Only lines holding the word "skills" should be copied from the material.

○ ○ ○ ○ ○ ○ ○

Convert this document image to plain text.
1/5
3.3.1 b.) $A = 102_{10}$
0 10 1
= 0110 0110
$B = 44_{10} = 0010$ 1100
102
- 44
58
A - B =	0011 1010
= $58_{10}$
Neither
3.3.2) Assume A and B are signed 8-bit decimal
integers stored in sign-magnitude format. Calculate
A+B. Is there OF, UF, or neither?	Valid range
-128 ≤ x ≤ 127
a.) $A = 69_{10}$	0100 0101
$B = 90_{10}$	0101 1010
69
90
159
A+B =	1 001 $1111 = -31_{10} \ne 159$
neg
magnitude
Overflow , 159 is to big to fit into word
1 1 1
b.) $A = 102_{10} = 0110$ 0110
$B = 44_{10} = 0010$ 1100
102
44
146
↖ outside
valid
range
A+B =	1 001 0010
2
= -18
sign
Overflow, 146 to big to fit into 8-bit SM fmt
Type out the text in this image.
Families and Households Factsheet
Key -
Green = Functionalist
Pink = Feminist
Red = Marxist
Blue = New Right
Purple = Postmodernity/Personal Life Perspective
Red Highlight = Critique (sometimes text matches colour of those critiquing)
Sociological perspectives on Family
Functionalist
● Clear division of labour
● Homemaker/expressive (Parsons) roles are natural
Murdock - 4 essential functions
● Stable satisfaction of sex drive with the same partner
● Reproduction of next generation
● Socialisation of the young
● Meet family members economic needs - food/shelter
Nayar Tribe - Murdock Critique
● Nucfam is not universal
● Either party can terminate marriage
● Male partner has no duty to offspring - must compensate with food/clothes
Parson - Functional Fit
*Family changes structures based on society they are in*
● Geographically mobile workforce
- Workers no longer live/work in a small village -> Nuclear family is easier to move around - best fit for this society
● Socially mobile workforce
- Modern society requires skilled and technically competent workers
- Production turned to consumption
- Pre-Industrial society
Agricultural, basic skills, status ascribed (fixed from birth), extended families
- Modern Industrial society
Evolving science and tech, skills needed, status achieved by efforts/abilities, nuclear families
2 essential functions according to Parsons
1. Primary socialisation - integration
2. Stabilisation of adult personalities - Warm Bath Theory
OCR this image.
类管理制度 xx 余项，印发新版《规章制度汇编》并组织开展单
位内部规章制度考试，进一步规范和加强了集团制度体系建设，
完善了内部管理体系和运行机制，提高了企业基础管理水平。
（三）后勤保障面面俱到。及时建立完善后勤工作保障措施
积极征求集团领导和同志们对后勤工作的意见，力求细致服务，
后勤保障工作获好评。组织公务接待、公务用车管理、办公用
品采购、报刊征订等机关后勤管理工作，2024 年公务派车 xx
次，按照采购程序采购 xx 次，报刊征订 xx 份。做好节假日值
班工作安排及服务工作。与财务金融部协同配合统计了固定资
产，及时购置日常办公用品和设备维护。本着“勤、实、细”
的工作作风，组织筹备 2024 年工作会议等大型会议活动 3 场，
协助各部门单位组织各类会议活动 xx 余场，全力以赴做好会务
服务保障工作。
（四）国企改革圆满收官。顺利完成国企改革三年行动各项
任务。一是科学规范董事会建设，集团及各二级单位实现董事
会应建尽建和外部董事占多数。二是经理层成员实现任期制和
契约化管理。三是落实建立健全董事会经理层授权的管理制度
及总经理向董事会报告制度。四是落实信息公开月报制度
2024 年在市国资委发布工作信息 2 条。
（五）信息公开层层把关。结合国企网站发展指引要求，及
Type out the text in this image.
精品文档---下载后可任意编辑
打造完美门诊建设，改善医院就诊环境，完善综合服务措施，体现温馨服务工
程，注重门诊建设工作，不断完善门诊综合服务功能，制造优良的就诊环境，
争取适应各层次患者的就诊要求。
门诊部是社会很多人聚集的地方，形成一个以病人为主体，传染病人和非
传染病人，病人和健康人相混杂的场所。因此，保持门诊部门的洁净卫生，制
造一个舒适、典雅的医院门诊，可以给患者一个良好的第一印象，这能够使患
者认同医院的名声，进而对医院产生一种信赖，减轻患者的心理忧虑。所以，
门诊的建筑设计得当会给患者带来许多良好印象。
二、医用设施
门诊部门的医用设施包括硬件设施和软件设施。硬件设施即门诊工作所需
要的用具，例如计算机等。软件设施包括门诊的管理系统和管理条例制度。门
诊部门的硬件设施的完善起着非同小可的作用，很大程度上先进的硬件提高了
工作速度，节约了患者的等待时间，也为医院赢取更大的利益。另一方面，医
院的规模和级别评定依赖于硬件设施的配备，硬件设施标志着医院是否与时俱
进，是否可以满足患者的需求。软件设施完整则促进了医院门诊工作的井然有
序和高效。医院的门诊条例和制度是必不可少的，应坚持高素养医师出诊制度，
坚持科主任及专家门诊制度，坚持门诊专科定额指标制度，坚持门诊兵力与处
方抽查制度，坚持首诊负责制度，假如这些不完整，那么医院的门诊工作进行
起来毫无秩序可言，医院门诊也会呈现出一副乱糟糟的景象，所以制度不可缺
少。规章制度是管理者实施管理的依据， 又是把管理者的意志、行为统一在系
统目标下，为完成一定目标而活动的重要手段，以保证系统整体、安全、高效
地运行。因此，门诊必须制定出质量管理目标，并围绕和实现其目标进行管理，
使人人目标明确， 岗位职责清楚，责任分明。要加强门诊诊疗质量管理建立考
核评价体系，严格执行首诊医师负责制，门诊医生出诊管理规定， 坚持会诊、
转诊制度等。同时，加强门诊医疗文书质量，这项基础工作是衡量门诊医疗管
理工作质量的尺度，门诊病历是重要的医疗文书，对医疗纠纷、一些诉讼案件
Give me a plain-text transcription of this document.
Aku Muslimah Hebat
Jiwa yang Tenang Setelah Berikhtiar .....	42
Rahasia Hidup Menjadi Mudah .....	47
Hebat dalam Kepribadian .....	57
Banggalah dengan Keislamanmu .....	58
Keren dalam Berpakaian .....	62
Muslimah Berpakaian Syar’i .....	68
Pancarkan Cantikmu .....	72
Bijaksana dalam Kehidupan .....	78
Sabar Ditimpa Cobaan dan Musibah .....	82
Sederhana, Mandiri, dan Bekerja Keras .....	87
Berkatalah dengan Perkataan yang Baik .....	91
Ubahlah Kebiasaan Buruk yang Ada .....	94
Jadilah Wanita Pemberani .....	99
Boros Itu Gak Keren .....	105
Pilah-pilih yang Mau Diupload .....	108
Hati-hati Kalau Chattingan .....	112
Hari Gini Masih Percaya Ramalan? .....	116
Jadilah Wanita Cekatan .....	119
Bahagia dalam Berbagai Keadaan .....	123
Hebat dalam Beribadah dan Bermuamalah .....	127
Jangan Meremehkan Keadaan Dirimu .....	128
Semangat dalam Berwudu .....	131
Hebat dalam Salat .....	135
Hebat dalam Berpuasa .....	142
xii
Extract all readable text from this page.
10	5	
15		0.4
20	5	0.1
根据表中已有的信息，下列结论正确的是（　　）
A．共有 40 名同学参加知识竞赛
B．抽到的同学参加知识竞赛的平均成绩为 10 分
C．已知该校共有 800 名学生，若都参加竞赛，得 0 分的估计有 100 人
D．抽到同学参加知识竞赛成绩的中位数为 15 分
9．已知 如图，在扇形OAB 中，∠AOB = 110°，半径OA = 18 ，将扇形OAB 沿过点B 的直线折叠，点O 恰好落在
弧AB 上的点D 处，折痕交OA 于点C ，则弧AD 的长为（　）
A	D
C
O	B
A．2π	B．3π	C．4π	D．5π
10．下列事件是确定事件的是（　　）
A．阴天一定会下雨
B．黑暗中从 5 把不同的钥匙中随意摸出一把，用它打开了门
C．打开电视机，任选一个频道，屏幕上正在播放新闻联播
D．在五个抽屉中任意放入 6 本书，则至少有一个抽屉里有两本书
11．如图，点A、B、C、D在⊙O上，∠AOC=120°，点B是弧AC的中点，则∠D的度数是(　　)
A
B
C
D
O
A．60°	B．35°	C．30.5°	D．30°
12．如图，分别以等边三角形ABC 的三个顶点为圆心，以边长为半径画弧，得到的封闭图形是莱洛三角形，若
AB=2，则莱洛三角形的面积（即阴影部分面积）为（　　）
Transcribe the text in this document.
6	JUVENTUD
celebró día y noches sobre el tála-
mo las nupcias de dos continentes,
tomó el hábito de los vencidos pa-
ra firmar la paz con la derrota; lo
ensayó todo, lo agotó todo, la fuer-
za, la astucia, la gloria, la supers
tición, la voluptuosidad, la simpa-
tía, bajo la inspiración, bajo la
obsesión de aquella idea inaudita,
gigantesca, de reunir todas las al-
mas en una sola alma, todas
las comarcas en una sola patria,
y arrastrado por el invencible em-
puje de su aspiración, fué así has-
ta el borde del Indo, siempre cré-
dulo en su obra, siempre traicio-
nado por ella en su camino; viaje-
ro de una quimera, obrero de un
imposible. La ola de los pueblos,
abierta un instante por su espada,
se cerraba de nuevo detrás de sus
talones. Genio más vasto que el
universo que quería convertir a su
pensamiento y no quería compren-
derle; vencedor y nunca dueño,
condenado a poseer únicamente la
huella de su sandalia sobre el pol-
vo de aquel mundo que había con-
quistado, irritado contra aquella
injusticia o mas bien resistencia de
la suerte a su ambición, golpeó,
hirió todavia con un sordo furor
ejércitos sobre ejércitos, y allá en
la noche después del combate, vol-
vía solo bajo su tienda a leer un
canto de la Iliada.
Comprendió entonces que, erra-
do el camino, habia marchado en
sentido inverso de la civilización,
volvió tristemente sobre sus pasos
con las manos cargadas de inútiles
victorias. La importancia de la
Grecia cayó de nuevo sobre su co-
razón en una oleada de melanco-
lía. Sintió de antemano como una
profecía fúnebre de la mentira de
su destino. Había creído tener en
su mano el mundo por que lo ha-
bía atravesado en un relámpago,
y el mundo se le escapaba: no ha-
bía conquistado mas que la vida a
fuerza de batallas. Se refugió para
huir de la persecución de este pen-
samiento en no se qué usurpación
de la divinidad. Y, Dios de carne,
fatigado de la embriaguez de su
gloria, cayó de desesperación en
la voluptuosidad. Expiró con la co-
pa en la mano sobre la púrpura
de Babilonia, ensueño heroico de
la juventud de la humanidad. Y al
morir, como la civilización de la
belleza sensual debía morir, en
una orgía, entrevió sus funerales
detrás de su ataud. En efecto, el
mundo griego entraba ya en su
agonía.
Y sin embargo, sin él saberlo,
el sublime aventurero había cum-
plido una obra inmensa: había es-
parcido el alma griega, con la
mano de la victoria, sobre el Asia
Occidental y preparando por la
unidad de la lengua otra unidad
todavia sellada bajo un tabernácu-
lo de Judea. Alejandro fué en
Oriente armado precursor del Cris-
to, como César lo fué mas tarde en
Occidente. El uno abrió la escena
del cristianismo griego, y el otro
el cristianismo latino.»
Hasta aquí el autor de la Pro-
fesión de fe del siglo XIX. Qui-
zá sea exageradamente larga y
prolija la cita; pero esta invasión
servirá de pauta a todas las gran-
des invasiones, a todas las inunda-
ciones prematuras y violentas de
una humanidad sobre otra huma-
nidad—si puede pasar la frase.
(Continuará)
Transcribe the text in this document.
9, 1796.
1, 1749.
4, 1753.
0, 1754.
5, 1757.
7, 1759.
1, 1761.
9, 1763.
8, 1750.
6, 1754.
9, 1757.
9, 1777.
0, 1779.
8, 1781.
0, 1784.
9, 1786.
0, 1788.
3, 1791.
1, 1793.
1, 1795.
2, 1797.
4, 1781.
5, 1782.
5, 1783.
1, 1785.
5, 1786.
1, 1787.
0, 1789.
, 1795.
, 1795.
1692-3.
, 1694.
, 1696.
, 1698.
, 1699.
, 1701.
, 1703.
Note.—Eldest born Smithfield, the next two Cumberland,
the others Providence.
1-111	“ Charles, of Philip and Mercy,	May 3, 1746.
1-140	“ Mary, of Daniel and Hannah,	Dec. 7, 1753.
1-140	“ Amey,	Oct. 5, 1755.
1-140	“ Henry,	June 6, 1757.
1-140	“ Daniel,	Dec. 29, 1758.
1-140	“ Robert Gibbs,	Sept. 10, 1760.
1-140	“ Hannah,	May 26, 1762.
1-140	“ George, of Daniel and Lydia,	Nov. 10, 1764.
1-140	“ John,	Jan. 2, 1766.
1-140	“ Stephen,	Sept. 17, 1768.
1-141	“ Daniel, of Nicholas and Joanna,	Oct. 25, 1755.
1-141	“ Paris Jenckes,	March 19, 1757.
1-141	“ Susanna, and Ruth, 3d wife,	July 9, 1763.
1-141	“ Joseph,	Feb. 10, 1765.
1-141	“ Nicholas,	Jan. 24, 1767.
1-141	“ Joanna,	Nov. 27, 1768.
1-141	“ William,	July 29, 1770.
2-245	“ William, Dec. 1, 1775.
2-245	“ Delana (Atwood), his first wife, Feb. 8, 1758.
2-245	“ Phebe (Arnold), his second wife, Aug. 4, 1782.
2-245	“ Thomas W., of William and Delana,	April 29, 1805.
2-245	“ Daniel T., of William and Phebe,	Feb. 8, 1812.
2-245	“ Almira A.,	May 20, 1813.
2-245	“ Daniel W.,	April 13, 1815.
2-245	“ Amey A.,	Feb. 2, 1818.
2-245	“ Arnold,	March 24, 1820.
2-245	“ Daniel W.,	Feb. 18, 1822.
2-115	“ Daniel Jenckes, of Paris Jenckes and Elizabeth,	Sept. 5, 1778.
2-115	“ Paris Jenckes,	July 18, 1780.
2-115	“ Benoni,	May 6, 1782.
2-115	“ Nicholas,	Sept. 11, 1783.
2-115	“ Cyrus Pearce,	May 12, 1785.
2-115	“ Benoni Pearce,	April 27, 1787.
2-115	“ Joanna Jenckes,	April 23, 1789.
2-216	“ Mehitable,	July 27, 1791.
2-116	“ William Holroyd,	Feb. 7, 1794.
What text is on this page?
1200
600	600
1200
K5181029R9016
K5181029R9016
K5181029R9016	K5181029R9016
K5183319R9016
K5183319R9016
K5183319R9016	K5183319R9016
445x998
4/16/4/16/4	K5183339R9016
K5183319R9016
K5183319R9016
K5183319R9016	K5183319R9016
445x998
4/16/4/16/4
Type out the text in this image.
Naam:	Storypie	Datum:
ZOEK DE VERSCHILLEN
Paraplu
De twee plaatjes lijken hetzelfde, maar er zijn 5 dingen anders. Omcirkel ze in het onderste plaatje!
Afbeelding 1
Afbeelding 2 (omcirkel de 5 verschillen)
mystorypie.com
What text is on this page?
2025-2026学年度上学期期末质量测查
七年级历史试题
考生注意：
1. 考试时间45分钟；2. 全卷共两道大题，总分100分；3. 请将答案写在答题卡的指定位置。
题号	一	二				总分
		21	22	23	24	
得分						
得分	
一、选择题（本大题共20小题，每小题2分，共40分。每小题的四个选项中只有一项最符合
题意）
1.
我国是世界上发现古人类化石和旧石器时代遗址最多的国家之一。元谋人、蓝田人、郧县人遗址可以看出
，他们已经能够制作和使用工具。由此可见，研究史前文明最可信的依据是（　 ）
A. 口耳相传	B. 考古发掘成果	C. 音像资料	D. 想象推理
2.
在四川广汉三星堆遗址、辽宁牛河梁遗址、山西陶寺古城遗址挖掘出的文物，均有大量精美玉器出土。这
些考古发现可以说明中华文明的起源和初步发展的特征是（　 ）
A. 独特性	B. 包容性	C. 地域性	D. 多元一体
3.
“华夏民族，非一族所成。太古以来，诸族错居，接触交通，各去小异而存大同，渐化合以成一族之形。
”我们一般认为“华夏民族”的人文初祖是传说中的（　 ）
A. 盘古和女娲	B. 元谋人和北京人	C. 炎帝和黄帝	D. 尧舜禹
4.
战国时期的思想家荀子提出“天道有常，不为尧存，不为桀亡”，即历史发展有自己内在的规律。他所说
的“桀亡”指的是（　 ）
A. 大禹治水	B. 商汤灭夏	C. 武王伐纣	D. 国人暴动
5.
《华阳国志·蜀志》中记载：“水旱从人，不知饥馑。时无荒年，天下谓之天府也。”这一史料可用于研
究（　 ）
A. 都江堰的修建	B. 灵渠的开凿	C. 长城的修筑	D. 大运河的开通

○ ○ ○ ○ ○ ○ ○

The response ▸
Agricultural, basic skills, status ascribed (fixed from birth), extended families
Evolving science and tech, skills needed, status achieved by efforts/abilities, nuclear families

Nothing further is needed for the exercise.